REQUIREMENT: Quote the whole listing word for word, please.

--- RAW DATA ---

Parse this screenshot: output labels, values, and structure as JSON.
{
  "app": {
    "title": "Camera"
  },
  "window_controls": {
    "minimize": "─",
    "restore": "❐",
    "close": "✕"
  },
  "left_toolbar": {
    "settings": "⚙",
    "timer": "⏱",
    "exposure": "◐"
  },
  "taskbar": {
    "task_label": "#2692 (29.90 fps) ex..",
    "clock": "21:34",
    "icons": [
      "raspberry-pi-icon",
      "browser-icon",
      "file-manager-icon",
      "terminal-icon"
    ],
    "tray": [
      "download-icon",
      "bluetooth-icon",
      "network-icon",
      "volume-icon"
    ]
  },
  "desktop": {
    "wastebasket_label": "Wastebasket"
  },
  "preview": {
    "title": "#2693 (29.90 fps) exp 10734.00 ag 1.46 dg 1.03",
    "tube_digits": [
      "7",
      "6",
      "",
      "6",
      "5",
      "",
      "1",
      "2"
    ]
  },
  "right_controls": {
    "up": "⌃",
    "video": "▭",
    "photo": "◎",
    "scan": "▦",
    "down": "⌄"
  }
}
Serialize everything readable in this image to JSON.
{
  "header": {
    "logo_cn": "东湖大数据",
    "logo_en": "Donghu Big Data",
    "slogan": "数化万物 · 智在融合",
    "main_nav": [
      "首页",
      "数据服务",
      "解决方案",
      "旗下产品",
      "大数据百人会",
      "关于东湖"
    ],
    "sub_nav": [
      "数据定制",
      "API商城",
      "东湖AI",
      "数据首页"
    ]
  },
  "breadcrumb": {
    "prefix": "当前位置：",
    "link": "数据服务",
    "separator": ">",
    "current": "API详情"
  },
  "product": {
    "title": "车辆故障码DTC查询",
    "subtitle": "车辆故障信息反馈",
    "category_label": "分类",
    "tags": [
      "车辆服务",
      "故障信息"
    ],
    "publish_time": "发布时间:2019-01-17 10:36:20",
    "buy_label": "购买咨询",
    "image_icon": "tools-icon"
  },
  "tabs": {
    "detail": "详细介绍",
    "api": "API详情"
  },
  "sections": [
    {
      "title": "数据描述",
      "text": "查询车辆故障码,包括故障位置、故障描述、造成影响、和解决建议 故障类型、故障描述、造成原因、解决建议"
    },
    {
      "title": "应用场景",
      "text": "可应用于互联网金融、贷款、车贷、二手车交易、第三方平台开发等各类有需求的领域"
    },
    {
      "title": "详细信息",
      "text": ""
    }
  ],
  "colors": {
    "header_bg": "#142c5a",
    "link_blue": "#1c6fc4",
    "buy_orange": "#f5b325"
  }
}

---

FINISHED TASK:
Parse this screenshot: output labels, values, and structure as JSON.
{
  "app": {
    "title": "Camera"
  },
  "window_controls": {
    "minimize": "─",
    "restore": "❐",
    "close": "✕"
  },
  "left_toolbar": {
    "settings": "⚙",
    "timer": "⏱",
    "exposure": "◐"
  },
  "taskbar": {
    "task_label": "#2692 (29.90 fps) ex..",
    "clock": "21:34",
    "icons": [
      "raspberry-pi-icon",
      "browser-icon",
      "file-manager-icon",
      "terminal-icon"
    ],
    "tray": [
      "download-icon",
      "bluetooth-icon",
      "network-icon",
      "volume-icon"
    ]
  },
  "desktop": {
    "wastebasket_label": "Wastebasket"
  },
  "preview": {
    "title": "#2693 (29.90 fps) exp 10734.00 ag 1.46 dg 1.03",
    "tube_digits": [
      "7",
      "6",
      "",
      "6",
      "5",
      "",
      "1",
      "2"
    ]
  },
  "right_controls": {
    "up": "⌃",
    "video": "▭",
    "photo": "◎",
    "scan": "▦",
    "down": "⌄"
  }
}
Serialize everything readable in this image to JSON.
{
  "header": {
    "logo_cn": "东湖大数据",
    "logo_en": "Donghu Big Data",
    "slogan": "数化万物 · 智在融合",
    "main_nav": [
      "首页",
      "数据服务",
      "解决方案",
      "旗下产品",
      "大数据百人会",
      "关于东湖"
    ],
    "sub_nav": [
      "数据定制",
      "API商城",
      "东湖AI",
      "数据首页"
    ]
  },
  "breadcrumb": {
    "prefix": "当前位置：",
    "link": "数据服务",
    "separator": ">",
    "current": "API详情"
  },
  "product": {
    "title": "车辆故障码DTC查询",
    "subtitle": "车辆故障信息反馈",
    "category_label": "分类",
    "tags": [
      "车辆服务",
      "故障信息"
    ],
    "publish_time": "发布时间:2019-01-17 10:36:20",
    "buy_label": "购买咨询",
    "image_icon": "tools-icon"
  },
  "tabs": {
    "detail": "详细介绍",
    "api": "API详情"
  },
  "sections": [
    {
      "title": "数据描述",
      "text": "查询车辆故障码,包括故障位置、故障描述、造成影响、和解决建议 故障类型、故障描述、造成原因、解决建议"
    },
    {
      "title": "应用场景",
      "text": "可应用于互联网金融、贷款、车贷、二手车交易、第三方平台开发等各类有需求的领域"
    },
    {
      "title": "详细信息",
      "text": ""
    }
  ],
  "colors": {
    "header_bg": "#142c5a",
    "link_blue": "#1c6fc4",
    "buy_orange": "#f5b325"
  }
}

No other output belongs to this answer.